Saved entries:

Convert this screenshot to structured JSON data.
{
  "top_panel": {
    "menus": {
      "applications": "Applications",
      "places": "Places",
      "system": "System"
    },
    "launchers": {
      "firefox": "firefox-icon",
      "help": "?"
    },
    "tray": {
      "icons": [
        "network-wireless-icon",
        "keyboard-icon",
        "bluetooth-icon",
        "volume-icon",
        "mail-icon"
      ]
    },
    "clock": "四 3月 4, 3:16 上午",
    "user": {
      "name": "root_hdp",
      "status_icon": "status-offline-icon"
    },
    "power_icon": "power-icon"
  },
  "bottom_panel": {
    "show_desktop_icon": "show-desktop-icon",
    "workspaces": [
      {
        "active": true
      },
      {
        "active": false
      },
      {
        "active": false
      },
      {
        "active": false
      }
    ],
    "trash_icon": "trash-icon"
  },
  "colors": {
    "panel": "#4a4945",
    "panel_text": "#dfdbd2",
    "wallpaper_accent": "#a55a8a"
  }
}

--

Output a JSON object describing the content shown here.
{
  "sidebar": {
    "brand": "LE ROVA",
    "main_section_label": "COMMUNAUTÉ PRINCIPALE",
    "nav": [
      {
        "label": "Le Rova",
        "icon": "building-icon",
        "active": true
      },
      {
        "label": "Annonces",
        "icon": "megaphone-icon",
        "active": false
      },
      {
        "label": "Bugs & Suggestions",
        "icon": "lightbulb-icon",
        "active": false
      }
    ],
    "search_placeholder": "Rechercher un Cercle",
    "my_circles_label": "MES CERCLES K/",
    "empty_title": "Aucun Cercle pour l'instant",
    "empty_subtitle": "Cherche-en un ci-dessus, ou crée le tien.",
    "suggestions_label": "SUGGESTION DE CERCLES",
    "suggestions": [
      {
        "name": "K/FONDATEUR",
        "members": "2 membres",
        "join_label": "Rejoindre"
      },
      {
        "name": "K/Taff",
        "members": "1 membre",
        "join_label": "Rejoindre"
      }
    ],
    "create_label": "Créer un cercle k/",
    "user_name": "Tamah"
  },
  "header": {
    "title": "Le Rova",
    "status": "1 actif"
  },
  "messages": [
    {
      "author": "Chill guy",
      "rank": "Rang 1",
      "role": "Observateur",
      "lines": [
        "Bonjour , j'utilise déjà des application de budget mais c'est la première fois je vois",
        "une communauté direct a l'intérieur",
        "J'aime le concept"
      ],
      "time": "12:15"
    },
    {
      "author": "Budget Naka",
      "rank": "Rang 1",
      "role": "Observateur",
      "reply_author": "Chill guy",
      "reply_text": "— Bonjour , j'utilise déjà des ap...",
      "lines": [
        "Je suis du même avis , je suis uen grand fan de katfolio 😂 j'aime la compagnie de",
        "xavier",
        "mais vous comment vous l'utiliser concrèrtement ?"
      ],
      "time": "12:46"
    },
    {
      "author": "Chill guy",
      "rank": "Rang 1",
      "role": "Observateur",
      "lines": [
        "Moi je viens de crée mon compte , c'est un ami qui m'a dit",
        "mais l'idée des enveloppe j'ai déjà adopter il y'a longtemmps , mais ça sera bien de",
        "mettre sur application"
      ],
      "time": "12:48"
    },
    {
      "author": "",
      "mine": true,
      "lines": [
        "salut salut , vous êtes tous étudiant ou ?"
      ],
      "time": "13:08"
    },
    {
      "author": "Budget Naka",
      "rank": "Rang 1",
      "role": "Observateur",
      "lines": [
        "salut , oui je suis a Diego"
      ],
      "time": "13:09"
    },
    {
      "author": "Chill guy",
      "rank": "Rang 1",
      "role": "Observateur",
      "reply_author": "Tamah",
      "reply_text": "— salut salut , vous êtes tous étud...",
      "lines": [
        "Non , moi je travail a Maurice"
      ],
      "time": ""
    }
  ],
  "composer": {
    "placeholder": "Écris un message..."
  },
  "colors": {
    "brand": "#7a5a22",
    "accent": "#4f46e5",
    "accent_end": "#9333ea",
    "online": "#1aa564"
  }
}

...

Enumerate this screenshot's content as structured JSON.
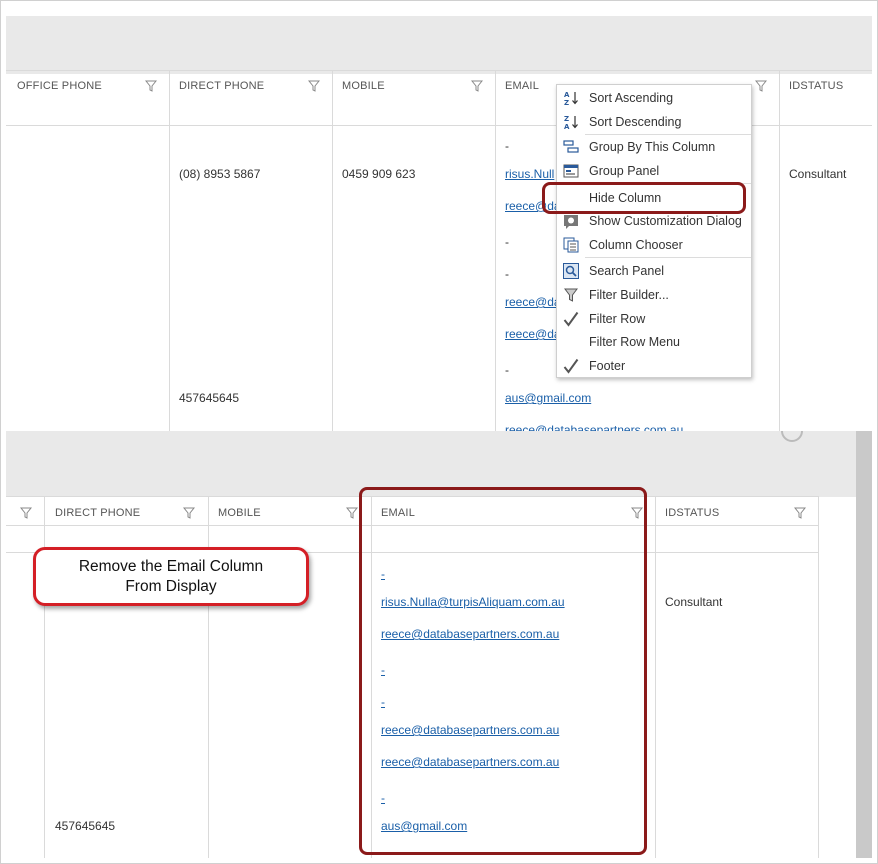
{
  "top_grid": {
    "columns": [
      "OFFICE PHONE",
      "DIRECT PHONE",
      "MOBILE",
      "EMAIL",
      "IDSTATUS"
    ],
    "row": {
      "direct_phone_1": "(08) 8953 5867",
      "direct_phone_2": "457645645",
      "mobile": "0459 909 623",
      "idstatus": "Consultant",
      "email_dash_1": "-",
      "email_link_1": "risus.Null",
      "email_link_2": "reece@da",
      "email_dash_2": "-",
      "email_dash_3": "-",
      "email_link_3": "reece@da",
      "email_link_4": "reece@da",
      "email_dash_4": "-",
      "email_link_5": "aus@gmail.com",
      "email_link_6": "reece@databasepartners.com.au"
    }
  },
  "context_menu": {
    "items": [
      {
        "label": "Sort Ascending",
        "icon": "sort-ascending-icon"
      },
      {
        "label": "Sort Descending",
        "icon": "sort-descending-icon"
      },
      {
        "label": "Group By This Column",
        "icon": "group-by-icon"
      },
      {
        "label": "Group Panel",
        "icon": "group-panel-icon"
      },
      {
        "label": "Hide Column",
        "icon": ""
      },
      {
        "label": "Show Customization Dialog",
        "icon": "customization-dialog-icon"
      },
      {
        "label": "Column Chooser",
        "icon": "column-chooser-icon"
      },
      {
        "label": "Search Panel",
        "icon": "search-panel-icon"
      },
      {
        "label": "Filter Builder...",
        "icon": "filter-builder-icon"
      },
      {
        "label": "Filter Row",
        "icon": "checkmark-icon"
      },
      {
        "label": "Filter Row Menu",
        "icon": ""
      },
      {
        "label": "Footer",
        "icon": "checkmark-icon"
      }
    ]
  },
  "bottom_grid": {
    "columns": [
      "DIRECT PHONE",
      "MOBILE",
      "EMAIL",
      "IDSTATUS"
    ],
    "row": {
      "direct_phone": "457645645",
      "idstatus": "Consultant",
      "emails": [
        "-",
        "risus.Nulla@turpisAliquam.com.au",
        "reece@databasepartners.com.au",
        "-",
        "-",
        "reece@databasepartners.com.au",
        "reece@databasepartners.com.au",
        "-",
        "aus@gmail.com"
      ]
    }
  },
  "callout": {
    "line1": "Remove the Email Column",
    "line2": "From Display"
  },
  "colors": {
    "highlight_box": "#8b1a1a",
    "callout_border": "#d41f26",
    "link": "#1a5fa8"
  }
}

### Do this
Show every line that contains the word "Bonjour".

### Output below
        "Bonjour , j'utilise déjà des application de budget mais c'est la première fois je vois",
      "reply_text": "— Bonjour , j'utilise déjà des ap...",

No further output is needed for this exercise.